-- START OF Dataset excerpts --

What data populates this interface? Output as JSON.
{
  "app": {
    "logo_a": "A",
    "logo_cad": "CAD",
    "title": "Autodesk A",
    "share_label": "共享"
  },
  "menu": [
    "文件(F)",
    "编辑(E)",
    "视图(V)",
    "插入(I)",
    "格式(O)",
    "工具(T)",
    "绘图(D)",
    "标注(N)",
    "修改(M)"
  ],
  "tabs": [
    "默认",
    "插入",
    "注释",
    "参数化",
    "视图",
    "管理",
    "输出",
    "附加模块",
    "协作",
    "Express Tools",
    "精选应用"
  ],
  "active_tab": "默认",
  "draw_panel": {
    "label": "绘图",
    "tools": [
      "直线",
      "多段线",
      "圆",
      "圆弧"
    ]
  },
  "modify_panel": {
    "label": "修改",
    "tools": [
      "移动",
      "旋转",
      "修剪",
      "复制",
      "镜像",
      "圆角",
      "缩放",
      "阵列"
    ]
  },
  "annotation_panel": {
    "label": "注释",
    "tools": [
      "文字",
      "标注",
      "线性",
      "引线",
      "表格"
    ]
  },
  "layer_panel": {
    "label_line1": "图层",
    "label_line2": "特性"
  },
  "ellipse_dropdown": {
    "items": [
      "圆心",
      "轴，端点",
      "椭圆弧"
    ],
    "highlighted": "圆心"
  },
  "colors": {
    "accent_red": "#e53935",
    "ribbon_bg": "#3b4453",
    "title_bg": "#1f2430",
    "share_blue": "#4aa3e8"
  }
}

-- END OF Dataset excerpts --
-- START OF Dataset excerpts --

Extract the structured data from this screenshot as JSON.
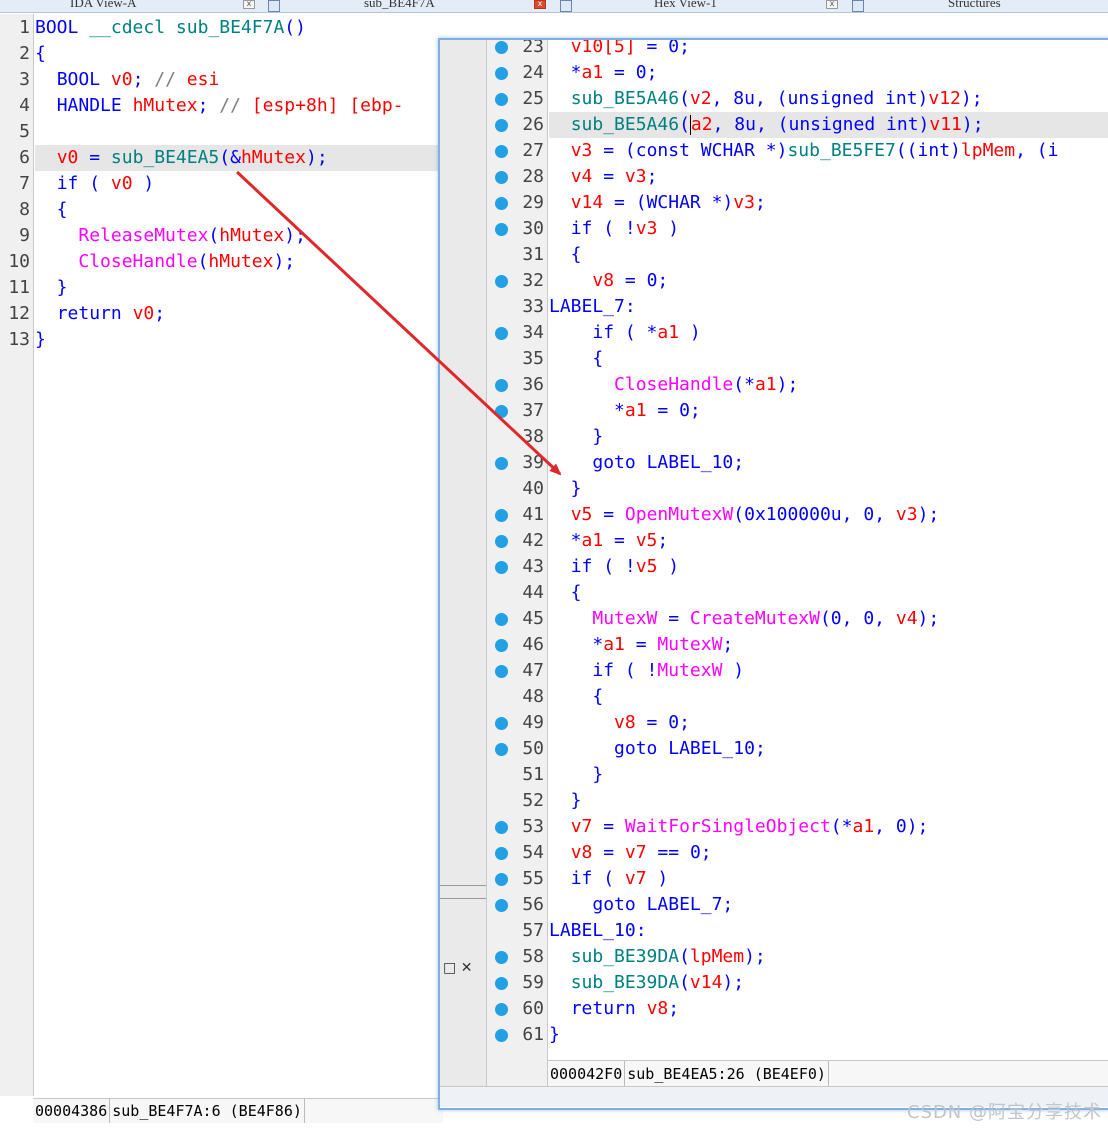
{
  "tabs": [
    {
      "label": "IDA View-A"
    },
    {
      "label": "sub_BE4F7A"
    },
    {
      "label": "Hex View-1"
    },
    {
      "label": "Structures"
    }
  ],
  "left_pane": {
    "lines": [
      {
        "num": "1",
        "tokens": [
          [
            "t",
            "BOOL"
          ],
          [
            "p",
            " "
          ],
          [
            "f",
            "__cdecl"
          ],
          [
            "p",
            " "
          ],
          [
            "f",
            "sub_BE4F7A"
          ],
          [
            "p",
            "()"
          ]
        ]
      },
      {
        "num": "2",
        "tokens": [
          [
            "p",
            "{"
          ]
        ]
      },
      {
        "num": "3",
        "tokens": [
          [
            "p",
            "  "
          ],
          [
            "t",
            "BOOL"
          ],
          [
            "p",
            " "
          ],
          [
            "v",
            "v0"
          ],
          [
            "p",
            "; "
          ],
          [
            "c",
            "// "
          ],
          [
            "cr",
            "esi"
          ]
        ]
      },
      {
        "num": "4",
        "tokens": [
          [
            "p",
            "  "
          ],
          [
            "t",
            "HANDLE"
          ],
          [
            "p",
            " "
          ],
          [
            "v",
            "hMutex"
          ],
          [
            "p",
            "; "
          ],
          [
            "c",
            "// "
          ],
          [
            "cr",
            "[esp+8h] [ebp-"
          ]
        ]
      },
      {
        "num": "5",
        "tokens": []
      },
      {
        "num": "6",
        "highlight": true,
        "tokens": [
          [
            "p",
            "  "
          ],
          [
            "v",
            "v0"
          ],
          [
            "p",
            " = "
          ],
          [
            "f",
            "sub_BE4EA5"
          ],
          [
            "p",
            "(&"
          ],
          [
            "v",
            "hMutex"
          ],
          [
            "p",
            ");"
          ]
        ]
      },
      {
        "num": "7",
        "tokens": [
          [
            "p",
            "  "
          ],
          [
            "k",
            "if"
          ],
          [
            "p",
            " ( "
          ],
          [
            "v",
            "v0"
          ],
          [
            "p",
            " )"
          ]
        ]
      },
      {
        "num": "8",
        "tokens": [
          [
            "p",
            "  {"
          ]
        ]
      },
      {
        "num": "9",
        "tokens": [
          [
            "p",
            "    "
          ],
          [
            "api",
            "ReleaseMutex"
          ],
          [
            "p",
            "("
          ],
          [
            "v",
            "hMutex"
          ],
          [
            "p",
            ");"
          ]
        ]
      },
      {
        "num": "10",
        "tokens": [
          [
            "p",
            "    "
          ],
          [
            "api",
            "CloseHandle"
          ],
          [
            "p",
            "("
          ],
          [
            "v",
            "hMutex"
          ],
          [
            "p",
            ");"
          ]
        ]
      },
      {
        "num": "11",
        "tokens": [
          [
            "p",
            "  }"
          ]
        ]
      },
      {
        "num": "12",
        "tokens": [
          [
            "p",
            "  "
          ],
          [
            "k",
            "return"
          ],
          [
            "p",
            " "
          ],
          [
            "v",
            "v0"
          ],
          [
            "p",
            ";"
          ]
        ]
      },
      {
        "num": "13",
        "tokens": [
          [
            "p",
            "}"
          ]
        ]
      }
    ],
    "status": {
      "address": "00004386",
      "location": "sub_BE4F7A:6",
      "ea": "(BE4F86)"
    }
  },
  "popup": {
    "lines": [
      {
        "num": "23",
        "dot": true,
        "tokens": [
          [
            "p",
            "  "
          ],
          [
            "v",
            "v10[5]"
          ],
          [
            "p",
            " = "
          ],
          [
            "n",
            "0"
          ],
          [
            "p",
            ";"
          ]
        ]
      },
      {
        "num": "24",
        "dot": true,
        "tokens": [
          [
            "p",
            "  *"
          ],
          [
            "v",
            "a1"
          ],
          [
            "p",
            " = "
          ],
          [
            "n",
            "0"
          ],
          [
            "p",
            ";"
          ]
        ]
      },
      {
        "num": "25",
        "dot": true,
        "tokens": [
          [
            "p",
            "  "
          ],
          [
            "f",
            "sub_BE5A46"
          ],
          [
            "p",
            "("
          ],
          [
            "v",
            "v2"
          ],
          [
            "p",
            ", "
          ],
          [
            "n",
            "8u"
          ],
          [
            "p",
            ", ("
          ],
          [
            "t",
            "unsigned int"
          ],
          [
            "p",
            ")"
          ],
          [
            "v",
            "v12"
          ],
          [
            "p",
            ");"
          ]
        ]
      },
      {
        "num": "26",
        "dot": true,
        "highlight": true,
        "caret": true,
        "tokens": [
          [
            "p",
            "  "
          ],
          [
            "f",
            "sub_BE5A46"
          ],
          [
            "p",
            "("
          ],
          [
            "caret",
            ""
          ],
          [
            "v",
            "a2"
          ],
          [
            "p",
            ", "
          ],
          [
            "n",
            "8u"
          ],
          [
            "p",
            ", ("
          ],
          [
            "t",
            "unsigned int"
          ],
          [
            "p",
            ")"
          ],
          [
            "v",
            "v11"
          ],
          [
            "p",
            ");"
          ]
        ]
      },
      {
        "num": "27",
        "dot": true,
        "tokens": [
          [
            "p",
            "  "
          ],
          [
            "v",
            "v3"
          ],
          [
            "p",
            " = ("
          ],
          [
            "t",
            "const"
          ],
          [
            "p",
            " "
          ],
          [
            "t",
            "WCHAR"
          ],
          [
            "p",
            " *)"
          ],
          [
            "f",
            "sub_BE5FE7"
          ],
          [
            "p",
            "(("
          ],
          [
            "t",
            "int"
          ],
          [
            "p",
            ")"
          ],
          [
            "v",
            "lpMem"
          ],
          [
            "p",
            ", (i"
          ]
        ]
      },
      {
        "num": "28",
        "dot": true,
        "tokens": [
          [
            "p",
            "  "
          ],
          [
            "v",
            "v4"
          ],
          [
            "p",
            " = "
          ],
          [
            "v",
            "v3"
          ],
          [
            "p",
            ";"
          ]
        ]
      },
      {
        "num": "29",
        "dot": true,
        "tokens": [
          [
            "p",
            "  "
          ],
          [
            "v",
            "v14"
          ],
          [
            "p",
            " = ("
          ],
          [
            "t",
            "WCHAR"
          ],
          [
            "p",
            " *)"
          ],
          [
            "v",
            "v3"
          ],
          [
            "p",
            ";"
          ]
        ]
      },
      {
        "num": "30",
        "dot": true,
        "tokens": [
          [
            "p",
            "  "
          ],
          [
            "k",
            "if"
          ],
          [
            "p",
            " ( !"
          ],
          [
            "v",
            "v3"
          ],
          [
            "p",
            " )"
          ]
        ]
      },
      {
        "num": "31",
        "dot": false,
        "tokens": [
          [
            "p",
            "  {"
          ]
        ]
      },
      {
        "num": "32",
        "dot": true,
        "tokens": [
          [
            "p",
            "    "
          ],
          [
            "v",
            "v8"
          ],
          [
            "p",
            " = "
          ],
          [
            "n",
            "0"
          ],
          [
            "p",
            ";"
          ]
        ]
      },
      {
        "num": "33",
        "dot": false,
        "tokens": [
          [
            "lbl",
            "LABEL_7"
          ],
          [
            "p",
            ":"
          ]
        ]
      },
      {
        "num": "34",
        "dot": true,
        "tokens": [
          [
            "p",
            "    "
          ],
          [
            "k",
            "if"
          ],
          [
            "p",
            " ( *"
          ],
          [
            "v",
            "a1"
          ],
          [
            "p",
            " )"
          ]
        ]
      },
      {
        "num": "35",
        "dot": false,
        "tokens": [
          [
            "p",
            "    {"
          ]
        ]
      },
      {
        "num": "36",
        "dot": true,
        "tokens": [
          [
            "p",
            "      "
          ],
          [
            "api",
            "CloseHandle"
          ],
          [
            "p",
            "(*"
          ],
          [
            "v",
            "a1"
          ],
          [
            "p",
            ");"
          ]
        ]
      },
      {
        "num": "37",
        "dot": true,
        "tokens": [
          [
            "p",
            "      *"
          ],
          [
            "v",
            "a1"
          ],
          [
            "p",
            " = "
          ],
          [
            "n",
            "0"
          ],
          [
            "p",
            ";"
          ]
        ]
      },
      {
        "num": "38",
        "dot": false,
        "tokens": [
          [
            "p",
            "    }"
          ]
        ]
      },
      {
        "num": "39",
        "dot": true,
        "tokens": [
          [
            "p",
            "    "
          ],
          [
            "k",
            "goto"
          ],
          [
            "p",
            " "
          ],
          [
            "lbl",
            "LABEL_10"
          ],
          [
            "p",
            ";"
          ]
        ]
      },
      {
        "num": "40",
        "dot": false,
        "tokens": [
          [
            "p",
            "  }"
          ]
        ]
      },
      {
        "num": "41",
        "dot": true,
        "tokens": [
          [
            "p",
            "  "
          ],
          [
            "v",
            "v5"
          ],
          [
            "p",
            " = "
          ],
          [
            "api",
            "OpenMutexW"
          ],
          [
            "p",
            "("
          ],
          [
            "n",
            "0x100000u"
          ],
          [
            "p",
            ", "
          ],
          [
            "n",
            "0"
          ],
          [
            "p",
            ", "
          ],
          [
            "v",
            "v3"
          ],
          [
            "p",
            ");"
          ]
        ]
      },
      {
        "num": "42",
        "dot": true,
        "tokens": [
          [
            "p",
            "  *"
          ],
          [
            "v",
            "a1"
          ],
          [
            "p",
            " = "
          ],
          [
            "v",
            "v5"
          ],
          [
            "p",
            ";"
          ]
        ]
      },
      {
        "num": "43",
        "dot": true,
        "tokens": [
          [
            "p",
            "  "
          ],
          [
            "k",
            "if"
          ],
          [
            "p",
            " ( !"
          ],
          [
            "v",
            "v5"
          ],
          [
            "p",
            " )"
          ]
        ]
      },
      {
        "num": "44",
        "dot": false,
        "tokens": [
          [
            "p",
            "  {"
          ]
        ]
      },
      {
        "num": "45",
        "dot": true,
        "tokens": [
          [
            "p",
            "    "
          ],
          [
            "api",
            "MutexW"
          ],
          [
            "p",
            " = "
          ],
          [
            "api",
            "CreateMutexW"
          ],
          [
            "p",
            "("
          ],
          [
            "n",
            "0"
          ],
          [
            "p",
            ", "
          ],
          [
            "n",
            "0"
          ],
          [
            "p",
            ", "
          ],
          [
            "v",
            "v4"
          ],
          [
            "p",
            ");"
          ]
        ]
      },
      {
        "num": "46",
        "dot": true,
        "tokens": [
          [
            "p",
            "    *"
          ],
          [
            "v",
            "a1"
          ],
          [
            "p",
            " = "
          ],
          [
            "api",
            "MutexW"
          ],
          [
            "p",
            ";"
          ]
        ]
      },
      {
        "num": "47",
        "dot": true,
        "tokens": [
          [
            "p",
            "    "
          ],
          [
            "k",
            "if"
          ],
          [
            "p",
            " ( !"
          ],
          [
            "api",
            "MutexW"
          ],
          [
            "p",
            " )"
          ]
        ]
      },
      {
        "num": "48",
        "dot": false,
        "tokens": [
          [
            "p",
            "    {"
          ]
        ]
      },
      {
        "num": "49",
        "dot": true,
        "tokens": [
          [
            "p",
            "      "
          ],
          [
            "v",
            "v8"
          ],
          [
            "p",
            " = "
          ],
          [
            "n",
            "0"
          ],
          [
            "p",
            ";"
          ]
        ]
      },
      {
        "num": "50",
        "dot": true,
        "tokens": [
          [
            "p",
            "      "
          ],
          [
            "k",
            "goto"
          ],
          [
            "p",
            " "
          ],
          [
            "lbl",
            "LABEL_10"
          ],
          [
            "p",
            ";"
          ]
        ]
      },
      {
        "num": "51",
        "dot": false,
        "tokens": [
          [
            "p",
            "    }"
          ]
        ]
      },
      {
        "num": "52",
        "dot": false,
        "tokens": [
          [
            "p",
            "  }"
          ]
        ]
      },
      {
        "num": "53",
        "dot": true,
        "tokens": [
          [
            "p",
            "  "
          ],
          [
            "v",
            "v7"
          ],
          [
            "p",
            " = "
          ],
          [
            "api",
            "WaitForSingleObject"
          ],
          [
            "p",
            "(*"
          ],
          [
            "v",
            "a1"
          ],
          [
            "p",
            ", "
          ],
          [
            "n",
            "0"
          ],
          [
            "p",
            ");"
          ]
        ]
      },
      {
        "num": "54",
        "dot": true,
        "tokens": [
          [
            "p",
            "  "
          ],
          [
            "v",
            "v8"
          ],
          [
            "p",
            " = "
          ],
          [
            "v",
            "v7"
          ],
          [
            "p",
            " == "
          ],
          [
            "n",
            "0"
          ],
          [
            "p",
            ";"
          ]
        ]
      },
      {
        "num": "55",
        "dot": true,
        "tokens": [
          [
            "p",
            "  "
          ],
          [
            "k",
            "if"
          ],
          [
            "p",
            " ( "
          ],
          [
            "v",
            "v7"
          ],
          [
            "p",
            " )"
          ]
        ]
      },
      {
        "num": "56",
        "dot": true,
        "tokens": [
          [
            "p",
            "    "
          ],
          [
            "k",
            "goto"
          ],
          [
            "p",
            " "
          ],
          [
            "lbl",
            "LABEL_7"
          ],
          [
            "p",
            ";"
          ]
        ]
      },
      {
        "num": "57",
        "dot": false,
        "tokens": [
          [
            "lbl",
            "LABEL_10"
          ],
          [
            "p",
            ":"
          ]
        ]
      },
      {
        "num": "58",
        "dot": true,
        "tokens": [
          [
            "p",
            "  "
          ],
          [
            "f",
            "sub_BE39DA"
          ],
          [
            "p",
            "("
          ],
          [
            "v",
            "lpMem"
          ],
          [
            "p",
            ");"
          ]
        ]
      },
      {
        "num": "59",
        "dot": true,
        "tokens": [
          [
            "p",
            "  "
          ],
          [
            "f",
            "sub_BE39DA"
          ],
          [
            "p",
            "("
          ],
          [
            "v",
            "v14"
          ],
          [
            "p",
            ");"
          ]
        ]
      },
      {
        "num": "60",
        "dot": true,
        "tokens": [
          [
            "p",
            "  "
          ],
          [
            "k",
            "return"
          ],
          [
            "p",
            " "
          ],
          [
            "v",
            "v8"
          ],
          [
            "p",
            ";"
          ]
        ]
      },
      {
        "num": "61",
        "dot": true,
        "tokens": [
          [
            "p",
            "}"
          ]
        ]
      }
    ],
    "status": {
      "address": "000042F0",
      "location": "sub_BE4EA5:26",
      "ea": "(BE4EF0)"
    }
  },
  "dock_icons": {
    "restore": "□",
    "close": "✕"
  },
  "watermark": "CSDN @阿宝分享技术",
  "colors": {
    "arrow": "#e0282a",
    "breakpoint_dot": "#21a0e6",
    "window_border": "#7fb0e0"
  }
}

-- END OF Dataset excerpts --

◆ What to work on: Pick out and copy the lines of the entries that hold the string "location".

◆ Answer:
      "location": "sub_BE4F7A:6",
      "location": "sub_BE4EA5:26",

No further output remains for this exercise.